# Instruction
Starting with the first row and ending after the line that contains "NO contact 00000 bbox=[966, 98, 1004, 162]", write the lines out again with "NO contact" replaced by "normally open contact" and everything else unchanged.

--- start ---

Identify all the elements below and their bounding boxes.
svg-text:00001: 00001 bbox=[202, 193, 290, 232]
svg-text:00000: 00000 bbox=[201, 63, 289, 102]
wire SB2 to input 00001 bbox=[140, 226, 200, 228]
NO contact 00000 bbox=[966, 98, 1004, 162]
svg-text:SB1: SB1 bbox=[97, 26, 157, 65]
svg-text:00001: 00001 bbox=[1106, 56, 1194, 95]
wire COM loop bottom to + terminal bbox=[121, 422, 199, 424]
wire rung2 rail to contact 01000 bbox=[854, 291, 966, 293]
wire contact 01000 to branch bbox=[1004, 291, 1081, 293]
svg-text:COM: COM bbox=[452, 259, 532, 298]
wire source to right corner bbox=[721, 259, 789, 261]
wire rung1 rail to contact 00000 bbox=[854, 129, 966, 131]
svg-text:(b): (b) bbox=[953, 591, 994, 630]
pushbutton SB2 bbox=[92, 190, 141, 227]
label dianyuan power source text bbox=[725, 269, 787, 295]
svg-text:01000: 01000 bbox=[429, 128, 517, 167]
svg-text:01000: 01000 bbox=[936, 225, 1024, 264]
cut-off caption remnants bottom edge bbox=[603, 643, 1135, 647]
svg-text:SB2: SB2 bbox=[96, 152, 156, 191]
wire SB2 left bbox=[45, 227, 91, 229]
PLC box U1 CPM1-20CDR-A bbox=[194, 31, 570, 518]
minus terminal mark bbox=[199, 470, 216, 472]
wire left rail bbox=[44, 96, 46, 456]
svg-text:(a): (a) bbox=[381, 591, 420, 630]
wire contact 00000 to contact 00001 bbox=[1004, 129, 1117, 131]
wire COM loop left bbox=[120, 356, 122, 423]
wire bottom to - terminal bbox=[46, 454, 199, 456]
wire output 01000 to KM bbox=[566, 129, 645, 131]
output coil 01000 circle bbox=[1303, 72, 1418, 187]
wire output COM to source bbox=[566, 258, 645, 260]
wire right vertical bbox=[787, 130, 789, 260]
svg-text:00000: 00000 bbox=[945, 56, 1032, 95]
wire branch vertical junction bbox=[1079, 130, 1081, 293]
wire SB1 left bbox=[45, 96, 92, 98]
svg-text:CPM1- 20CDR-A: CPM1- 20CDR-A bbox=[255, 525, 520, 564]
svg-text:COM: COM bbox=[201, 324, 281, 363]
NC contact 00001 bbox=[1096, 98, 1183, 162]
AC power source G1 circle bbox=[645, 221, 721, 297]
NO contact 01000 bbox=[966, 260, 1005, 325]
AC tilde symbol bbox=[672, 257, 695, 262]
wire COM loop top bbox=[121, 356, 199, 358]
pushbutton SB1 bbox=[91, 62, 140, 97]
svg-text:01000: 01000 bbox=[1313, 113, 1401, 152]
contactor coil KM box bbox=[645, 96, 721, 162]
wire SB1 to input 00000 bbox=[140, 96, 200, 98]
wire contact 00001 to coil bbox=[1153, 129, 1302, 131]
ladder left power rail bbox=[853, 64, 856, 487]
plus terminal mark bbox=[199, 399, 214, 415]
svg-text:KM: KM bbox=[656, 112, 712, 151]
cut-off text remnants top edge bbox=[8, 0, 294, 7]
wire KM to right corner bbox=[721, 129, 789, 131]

--- end ---

# Final answer
Identify all the elements below and their bounding boxes.
svg-text:00001: 00001 bbox=[202, 193, 290, 232]
svg-text:00000: 00000 bbox=[201, 63, 289, 102]
wire SB2 to input 00001 bbox=[140, 226, 200, 228]
normally open contact 00000 bbox=[966, 98, 1004, 162]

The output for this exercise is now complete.